> Task requirements
Your task is to repeat the lines below exactly, excluding any pictures they contain.

──────── Source material ────────

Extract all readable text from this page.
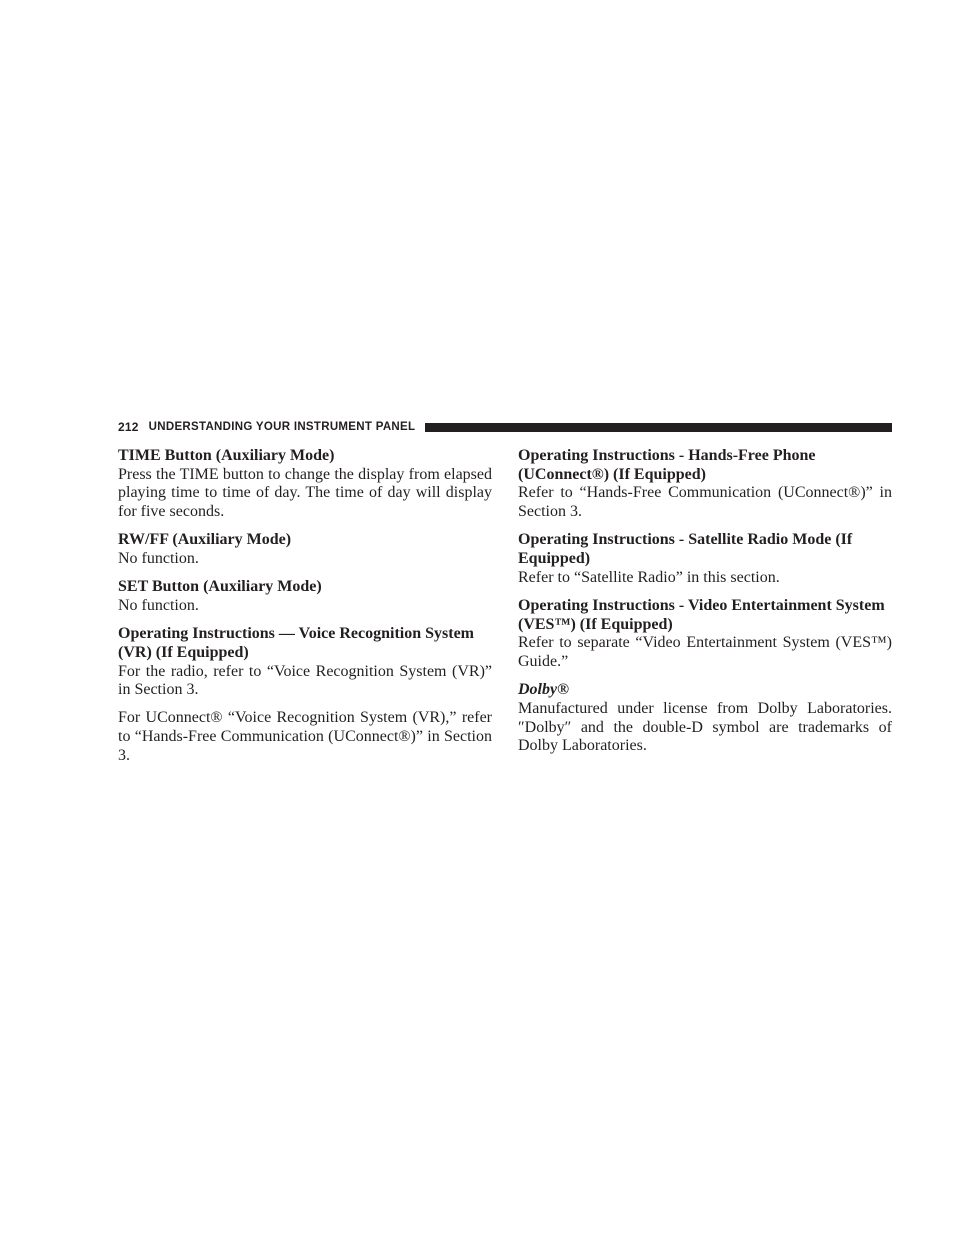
212 UNDERSTANDING YOUR INSTRUMENT PANEL

TIME Button (Auxiliary Mode)

Press the TIME button to change the display from elapsed playing time to time of day. The time of day will display for five seconds.

RW/FF (Auxiliary Mode)

No function.

SET Button (Auxiliary Mode)

No function.

Operating Instructions — Voice Recognition System (VR) (If Equipped)

For the radio, refer to “Voice Recognition System (VR)” in Section 3.

For UConnect® “Voice Recognition System (VR),” refer to “Hands-Free Communication (UConnect®)” in Section 3.

Operating Instructions - Hands-Free Phone (UConnect®) (If Equipped)

Refer to “Hands-Free Communication (UConnect®)” in Section 3.

Operating Instructions - Satellite Radio Mode (If Equipped)

Refer to “Satellite Radio” in this section.

Operating Instructions - Video Entertainment System (VES™) (If Equipped)

Refer to separate “Video Entertainment System (VES™) Guide.”

Dolby®

Manufactured under license from Dolby Laboratories. ″Dolby″ and the double-D symbol are trademarks of Dolby Laboratories.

────────

> Response to the exercise
Extract all readable text from this page.
212 UNDERSTANDING YOUR INSTRUMENT PANEL

TIME Button (Auxiliary Mode)

Press the TIME button to change the display from elapsed playing time to time of day. The time of day will display for five seconds.

RW/FF (Auxiliary Mode)

No function.

SET Button (Auxiliary Mode)

No function.

Operating Instructions — Voice Recognition System (VR) (If Equipped)

For the radio, refer to “Voice Recognition System (VR)” in Section 3.

For UConnect® “Voice Recognition System (VR),” refer to “Hands-Free Communication (UConnect®)” in Section 3.

Operating Instructions - Hands-Free Phone (UConnect®) (If Equipped)

Refer to “Hands-Free Communication (UConnect®)” in Section 3.

Operating Instructions - Satellite Radio Mode (If Equipped)

Refer to “Satellite Radio” in this section.

Operating Instructions - Video Entertainment System (VES™) (If Equipped)

Refer to separate “Video Entertainment System (VES™) Guide.”

Dolby®

Manufactured under license from Dolby Laboratories. ″Dolby″ and the double-D symbol are trademarks of Dolby Laboratories.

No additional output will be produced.